──────── Source material ────────

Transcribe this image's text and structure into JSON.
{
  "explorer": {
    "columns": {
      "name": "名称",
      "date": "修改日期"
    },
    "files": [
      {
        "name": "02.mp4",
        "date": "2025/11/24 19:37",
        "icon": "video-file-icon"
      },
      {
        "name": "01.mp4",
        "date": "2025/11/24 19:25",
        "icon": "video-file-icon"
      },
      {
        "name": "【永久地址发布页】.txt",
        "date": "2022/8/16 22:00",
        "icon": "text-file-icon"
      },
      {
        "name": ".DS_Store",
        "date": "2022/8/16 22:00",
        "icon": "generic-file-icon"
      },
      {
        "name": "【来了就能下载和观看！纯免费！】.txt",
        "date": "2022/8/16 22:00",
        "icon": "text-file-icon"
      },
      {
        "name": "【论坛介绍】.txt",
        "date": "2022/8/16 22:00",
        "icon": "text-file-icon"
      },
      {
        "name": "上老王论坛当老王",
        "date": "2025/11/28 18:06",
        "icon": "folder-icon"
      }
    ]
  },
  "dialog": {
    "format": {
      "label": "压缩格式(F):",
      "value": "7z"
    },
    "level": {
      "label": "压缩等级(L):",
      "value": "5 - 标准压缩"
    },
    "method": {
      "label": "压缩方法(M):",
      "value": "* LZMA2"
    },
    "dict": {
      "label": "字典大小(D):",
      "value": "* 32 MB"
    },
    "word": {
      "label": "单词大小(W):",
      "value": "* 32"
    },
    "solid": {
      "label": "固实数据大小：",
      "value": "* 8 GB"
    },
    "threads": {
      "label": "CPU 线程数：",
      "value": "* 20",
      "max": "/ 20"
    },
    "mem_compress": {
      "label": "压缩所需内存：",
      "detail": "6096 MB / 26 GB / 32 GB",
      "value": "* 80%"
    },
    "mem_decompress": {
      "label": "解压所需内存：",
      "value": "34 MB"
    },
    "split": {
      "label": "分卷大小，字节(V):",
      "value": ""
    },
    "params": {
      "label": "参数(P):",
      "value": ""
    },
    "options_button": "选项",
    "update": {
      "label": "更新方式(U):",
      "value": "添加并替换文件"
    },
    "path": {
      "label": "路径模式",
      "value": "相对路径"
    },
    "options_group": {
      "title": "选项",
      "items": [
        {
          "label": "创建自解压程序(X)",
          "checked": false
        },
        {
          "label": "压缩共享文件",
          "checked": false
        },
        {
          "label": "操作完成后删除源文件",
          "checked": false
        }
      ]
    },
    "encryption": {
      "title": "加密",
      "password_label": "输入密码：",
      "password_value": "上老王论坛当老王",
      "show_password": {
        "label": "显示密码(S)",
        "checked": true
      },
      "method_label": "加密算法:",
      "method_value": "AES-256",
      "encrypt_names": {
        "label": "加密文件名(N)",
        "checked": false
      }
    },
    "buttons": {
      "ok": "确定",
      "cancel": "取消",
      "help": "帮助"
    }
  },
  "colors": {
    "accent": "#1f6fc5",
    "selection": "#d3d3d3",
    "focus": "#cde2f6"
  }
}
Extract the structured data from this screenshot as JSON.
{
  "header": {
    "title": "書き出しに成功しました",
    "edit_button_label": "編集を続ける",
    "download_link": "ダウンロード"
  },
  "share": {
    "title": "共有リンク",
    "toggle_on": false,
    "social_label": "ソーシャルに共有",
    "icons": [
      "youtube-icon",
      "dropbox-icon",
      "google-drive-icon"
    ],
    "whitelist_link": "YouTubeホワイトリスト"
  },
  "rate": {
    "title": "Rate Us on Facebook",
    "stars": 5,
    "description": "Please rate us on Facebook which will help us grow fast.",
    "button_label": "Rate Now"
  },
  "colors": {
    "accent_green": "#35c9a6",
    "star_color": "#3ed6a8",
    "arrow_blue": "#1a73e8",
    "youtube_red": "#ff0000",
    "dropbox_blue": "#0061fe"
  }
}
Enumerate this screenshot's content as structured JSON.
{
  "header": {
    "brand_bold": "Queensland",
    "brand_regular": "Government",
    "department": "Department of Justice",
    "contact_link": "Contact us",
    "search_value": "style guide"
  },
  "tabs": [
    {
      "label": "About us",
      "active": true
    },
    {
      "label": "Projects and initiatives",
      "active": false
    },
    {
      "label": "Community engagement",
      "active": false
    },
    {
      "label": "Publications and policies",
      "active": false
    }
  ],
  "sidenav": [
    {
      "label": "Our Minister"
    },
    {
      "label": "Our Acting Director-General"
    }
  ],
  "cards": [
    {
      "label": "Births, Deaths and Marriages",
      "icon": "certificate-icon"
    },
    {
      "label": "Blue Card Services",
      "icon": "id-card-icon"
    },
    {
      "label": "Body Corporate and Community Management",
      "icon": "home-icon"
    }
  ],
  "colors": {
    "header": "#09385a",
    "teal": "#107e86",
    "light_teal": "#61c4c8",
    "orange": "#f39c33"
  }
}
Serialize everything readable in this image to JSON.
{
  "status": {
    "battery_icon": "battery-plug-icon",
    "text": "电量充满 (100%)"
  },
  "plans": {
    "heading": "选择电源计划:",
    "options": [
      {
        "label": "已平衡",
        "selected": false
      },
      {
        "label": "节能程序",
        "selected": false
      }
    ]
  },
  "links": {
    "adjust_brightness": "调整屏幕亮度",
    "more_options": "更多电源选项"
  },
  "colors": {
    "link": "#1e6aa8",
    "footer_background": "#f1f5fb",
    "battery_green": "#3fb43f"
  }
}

────────

Directions for this task —
All lines of the data above that include the word "Facebook" must be shown.

The reply —
    "title": "Rate Us on Facebook",
    "description": "Please rate us on Facebook which will help us grow fast.",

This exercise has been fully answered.